• [WHAT NEEDS TO BE DONE] Determine how many lines in the entries below include "JSON". The reply should be that number and nothing else.

• [SUPPLIED RECORDS]
====
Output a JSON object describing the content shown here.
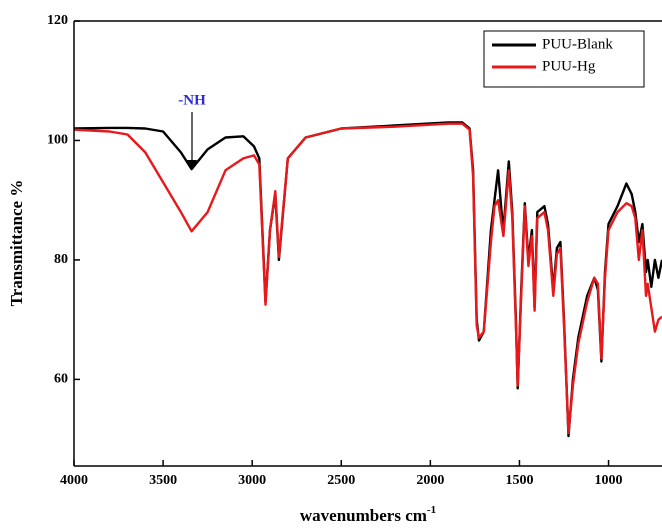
{
  "chart_data": {
    "type": "line",
    "xlabel": "wavenumbers cm",
    "xlabel_superscript": "-1",
    "ylabel": "Transmittance %",
    "annotation": "-NH",
    "x": [
      4000,
      3800,
      3700,
      3600,
      3500,
      3400,
      3340,
      3250,
      3150,
      3050,
      2990,
      2960,
      2925,
      2900,
      2870,
      2850,
      2800,
      2700,
      2500,
      2200,
      1900,
      1820,
      1780,
      1760,
      1740,
      1727,
      1700,
      1660,
      1640,
      1620,
      1600,
      1590,
      1560,
      1540,
      1520,
      1510,
      1490,
      1470,
      1450,
      1430,
      1415,
      1400,
      1380,
      1360,
      1340,
      1310,
      1290,
      1270,
      1250,
      1225,
      1200,
      1170,
      1120,
      1080,
      1060,
      1040,
      1020,
      1000,
      950,
      900,
      870,
      850,
      830,
      810,
      790,
      780,
      760,
      740,
      720,
      700
    ],
    "series": [
      {
        "name": "PUU-Blank",
        "color": "#000000",
        "values": [
          102,
          102.1,
          102.1,
          102,
          101.5,
          98,
          95.2,
          98.5,
          100.5,
          100.7,
          99,
          97,
          73,
          85,
          91,
          80,
          97,
          100.5,
          102,
          102.5,
          103,
          103,
          102,
          95,
          70,
          66.5,
          68,
          85,
          90,
          95,
          88,
          85,
          96.5,
          88,
          70,
          58.5,
          75,
          89.5,
          80,
          85,
          72,
          88,
          88.5,
          89,
          86,
          75,
          82,
          83,
          70,
          50.5,
          60,
          67,
          74,
          77,
          75,
          63,
          78,
          86,
          89,
          92.8,
          91,
          88,
          83,
          86,
          78,
          80,
          75.5,
          80,
          77,
          80
        ]
      },
      {
        "name": "PUU-Hg",
        "color": "#e8181b",
        "values": [
          101.8,
          101.5,
          101,
          98,
          93,
          88,
          84.8,
          88,
          95,
          97,
          97.5,
          96,
          72.5,
          85,
          91.5,
          80.5,
          97,
          100.5,
          102,
          102.3,
          102.8,
          102.8,
          101.8,
          94,
          69,
          67,
          68,
          83,
          89,
          90,
          86,
          84,
          95,
          87,
          69,
          59,
          74,
          89,
          79,
          84,
          71.5,
          87,
          87.5,
          88,
          85,
          74,
          81,
          82,
          69,
          51,
          59,
          66,
          73,
          77,
          76,
          63.5,
          77,
          85,
          88,
          89.5,
          89,
          87,
          80,
          85,
          74,
          76,
          72,
          68,
          70,
          70.5
        ]
      }
    ],
    "xlim": [
      4000,
      700
    ],
    "ylim": [
      45.5,
      120
    ],
    "xticks": [
      4000,
      3500,
      3000,
      2500,
      2000,
      1500,
      1000
    ],
    "yticks": [
      60,
      80,
      100,
      120
    ],
    "legend": "upper right"
  }
}
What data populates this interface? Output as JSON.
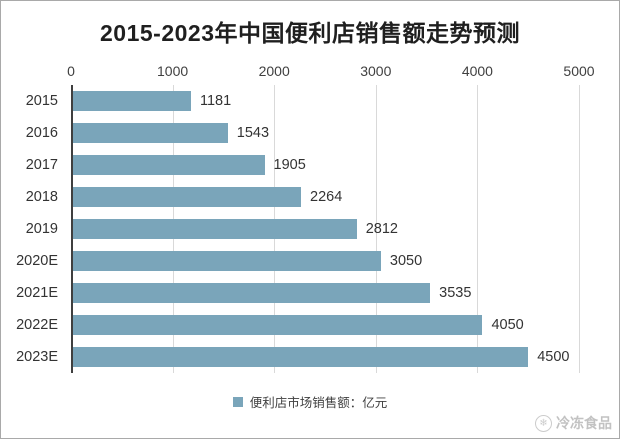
{
  "page": {
    "background": "#ffffff",
    "border_color": "#a9a9a9"
  },
  "chart_data": {
    "type": "bar",
    "orientation": "horizontal",
    "title": "2015-2023年中国便利店销售额走势预测",
    "categories": [
      "2015",
      "2016",
      "2017",
      "2018",
      "2019",
      "2020E",
      "2021E",
      "2022E",
      "2023E"
    ],
    "values": [
      1181,
      1543,
      1905,
      2264,
      2812,
      3050,
      3535,
      4050,
      4500
    ],
    "x_ticks": [
      0,
      1000,
      2000,
      3000,
      4000,
      5000
    ],
    "xlim": [
      0,
      5000
    ],
    "axis_position": "top",
    "grid": true,
    "legend": {
      "label": "便利店市场销售额：亿元",
      "position": "bottom-center",
      "marker": "square"
    },
    "colors": {
      "bar": "#7AA5BA",
      "axis_line": "#3F3F3F",
      "gridline": "#D9D9D9",
      "text": "#404040",
      "title": "#1F1F1F"
    }
  },
  "watermark": {
    "icon": "snowflake-circle-icon",
    "icon_glyph": "❄",
    "text": "冷冻食品",
    "color": "#C2C2C2"
  }
}
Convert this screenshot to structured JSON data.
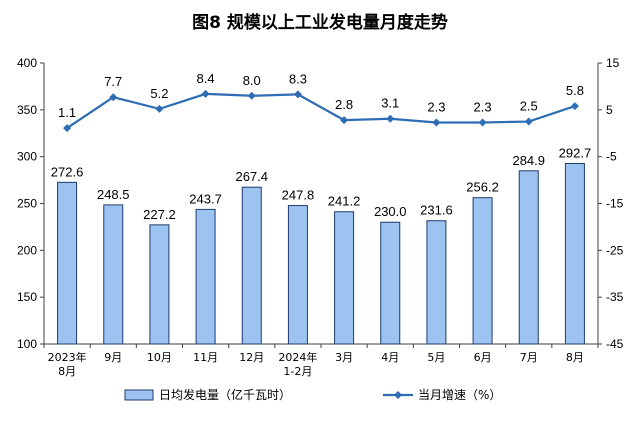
{
  "chart_data": {
    "type": "bar",
    "title": "图8  规模以上工业发电量月度走势",
    "categories": [
      [
        "2023年",
        "8月"
      ],
      [
        "9月"
      ],
      [
        "10月"
      ],
      [
        "11月"
      ],
      [
        "12月"
      ],
      [
        "2024年",
        "1-2月"
      ],
      [
        "3月"
      ],
      [
        "4月"
      ],
      [
        "5月"
      ],
      [
        "6月"
      ],
      [
        "7月"
      ],
      [
        "8月"
      ]
    ],
    "series": [
      {
        "name": "日均发电量（亿千瓦时）",
        "type": "bar",
        "axis": "left",
        "values": [
          272.6,
          248.5,
          227.2,
          243.7,
          267.4,
          247.8,
          241.2,
          230.0,
          231.6,
          256.2,
          284.9,
          292.7
        ],
        "labels": [
          "272.6",
          "248.5",
          "227.2",
          "243.7",
          "267.4",
          "247.8",
          "241.2",
          "230.0",
          "231.6",
          "256.2",
          "284.9",
          "292.7"
        ]
      },
      {
        "name": "当月增速（%）",
        "type": "line",
        "axis": "right",
        "values": [
          1.1,
          7.7,
          5.2,
          8.4,
          8.0,
          8.3,
          2.8,
          3.1,
          2.3,
          2.3,
          2.5,
          5.8
        ],
        "labels": [
          "1.1",
          "7.7",
          "5.2",
          "8.4",
          "8.0",
          "8.3",
          "2.8",
          "3.1",
          "2.3",
          "2.3",
          "2.5",
          "5.8"
        ]
      }
    ],
    "y_left": {
      "min": 100,
      "max": 400,
      "ticks": [
        100,
        150,
        200,
        250,
        300,
        350,
        400
      ]
    },
    "y_right": {
      "min": -45,
      "max": 15,
      "ticks": [
        -45,
        -35,
        -25,
        -15,
        -5,
        5,
        15
      ]
    },
    "legend_position": "bottom",
    "colors": {
      "bar_fill": "#9dc3f0",
      "bar_stroke": "#1f3b6e",
      "line": "#2e6db4",
      "axis": "#404040"
    }
  }
}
====
• [EXERCISE ANSWER] 3